If you follow my content, you know that remote first is kind of my vibe. Even though I am a strong advocate for asynchronous collaboration and the end of all meetings, sometimes a little chatty chat is what connects us to our co-workers. Something we missed when we started to experiment with remote and asynchronous communication.
What We Tried:
- A permanent Zoom Call, but we forgot to that the room exists too often
- All sorts of gamified virtual office tools. Too much friction. We didn't stick to it.
Finally, one of my co-workers made a brilliant suggestion. With his background in gaming, he came up with Discord. A tool for permanent voice chats (among other things). If you grew up with MMORPGs, like I did, you might remember TeamSpeak or similar. Discord is like a mix of Slack and TeamSpeak.

Document structure recognition data
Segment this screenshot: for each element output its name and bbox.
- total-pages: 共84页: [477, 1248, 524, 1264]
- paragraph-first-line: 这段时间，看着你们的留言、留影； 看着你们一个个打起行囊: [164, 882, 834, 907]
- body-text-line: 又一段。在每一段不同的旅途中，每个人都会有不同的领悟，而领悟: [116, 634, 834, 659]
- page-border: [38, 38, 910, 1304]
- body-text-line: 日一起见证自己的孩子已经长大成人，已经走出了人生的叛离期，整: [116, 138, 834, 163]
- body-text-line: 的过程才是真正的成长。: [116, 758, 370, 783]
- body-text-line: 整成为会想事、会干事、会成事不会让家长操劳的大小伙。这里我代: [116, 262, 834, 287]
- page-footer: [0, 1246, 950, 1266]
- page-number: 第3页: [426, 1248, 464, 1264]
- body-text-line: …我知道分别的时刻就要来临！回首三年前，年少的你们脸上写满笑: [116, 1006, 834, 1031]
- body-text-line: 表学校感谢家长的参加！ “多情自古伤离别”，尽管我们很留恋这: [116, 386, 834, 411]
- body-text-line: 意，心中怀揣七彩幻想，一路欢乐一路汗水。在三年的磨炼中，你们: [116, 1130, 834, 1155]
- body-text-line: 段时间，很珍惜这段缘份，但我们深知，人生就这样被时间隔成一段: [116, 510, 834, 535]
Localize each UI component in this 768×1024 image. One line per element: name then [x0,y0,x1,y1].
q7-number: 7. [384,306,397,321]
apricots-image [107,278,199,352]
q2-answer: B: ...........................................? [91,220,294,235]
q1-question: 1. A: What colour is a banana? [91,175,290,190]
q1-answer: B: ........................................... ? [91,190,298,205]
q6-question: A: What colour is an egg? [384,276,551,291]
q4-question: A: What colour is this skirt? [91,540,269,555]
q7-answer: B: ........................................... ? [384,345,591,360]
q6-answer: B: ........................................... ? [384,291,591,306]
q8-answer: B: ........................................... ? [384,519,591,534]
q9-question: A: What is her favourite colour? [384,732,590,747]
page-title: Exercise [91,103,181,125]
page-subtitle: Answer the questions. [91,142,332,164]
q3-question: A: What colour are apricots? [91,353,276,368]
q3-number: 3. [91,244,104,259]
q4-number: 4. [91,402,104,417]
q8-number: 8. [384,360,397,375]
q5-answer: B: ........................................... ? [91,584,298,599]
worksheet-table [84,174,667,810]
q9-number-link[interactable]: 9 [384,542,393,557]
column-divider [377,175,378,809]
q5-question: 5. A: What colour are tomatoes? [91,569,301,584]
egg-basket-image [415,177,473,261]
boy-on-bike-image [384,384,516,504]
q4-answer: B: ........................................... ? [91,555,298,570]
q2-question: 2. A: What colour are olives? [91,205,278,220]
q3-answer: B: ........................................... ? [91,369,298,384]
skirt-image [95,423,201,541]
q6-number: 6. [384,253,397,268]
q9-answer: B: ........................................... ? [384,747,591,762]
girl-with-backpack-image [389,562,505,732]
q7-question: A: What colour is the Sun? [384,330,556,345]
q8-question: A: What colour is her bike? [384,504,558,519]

## Tasks to carry out
a) Translate this sentence from the post on remote work into Spanish: "Discord is like a mix of Slack and TeamSpeak."
b) In the post on remote work, what was the problem with the gamified virtual office tools?
c) Continue the post on remote work from its final sentence.

## Task responses
a) Discord es como una mezcla de Slack y TeamSpeak.

b) They had too much friction, and the team didn't stick with them.

c)
Everyone Can, No One Has To
The idea is that there is a way to feel present, without being physically at the same space. The app should be approachable, self-explaining and deliver on its promises. Discord does all that. We bought a server, created rooms for different topics. For gaming, coffee breaks, 1:1s and more. It's important that is not mandatory. Enter a room if you feel like you need some social interaction. Or to hang out with other people while listening to music and write an essay (this is what I did when writing this piece). Some people are more online than others, some have specific times, everything is fine.
Besides all the rituals we introduced for social interaction while working remote, this was an important piece to keep us connected as a team.
Personally, this helped me not to feel alone when working from home.